Stored data entries:
════════════════════

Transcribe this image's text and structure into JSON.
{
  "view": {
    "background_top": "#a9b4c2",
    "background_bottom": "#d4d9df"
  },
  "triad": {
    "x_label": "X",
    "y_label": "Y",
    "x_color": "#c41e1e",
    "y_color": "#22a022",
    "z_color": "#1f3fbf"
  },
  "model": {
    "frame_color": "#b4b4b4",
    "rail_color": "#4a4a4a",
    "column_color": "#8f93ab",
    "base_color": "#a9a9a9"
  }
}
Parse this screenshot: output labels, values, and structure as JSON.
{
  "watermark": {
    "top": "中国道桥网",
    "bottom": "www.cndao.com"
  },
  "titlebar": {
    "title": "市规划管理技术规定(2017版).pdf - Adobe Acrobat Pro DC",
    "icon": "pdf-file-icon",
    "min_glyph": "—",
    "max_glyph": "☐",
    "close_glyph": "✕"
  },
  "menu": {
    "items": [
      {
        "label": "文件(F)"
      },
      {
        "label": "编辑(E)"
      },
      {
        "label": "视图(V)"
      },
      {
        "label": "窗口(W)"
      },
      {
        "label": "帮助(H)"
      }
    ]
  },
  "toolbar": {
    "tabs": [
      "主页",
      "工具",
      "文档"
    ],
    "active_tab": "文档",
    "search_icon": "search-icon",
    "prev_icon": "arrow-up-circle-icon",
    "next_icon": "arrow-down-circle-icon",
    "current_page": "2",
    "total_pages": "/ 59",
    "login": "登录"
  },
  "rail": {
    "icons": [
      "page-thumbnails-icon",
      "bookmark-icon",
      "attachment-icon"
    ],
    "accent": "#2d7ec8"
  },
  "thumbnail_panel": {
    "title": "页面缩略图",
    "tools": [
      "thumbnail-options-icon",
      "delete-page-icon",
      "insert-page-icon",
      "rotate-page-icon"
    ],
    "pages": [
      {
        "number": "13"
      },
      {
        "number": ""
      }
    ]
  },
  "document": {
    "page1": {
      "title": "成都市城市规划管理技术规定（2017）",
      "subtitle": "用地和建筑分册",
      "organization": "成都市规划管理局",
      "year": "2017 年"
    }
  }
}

════════════════════

__Written problem__
Pull out each record as written and restate it exactly.

__Solution__
Transcribe this image's text and structure into JSON.
{
  "view": {
    "background_top": "#a9b4c2",
    "background_bottom": "#d4d9df"
  },
  "triad": {
    "x_label": "X",
    "y_label": "Y",
    "x_color": "#c41e1e",
    "y_color": "#22a022",
    "z_color": "#1f3fbf"
  },
  "model": {
    "frame_color": "#b4b4b4",
    "rail_color": "#4a4a4a",
    "column_color": "#8f93ab",
    "base_color": "#a9a9a9"
  }
}
Parse this screenshot: output labels, values, and structure as JSON.
{
  "watermark": {
    "top": "中国道桥网",
    "bottom": "www.cndao.com"
  },
  "titlebar": {
    "title": "市规划管理技术规定(2017版).pdf - Adobe Acrobat Pro DC",
    "icon": "pdf-file-icon",
    "min_glyph": "—",
    "max_glyph": "☐",
    "close_glyph": "✕"
  },
  "menu": {
    "items": [
      {
        "label": "文件(F)"
      },
      {
        "label": "编辑(E)"
      },
      {
        "label": "视图(V)"
      },
      {
        "label": "窗口(W)"
      },
      {
        "label": "帮助(H)"
      }
    ]
  },
  "toolbar": {
    "tabs": [
      "主页",
      "工具",
      "文档"
    ],
    "active_tab": "文档",
    "search_icon": "search-icon",
    "prev_icon": "arrow-up-circle-icon",
    "next_icon": "arrow-down-circle-icon",
    "current_page": "2",
    "total_pages": "/ 59",
    "login": "登录"
  },
  "rail": {
    "icons": [
      "page-thumbnails-icon",
      "bookmark-icon",
      "attachment-icon"
    ],
    "accent": "#2d7ec8"
  },
  "thumbnail_panel": {
    "title": "页面缩略图",
    "tools": [
      "thumbnail-options-icon",
      "delete-page-icon",
      "insert-page-icon",
      "rotate-page-icon"
    ],
    "pages": [
      {
        "number": "13"
      },
      {
        "number": ""
      }
    ]
  },
  "document": {
    "page1": {
      "title": "成都市城市规划管理技术规定（2017）",
      "subtitle": "用地和建筑分册",
      "organization": "成都市规划管理局",
      "year": "2017 年"
    }
  }
}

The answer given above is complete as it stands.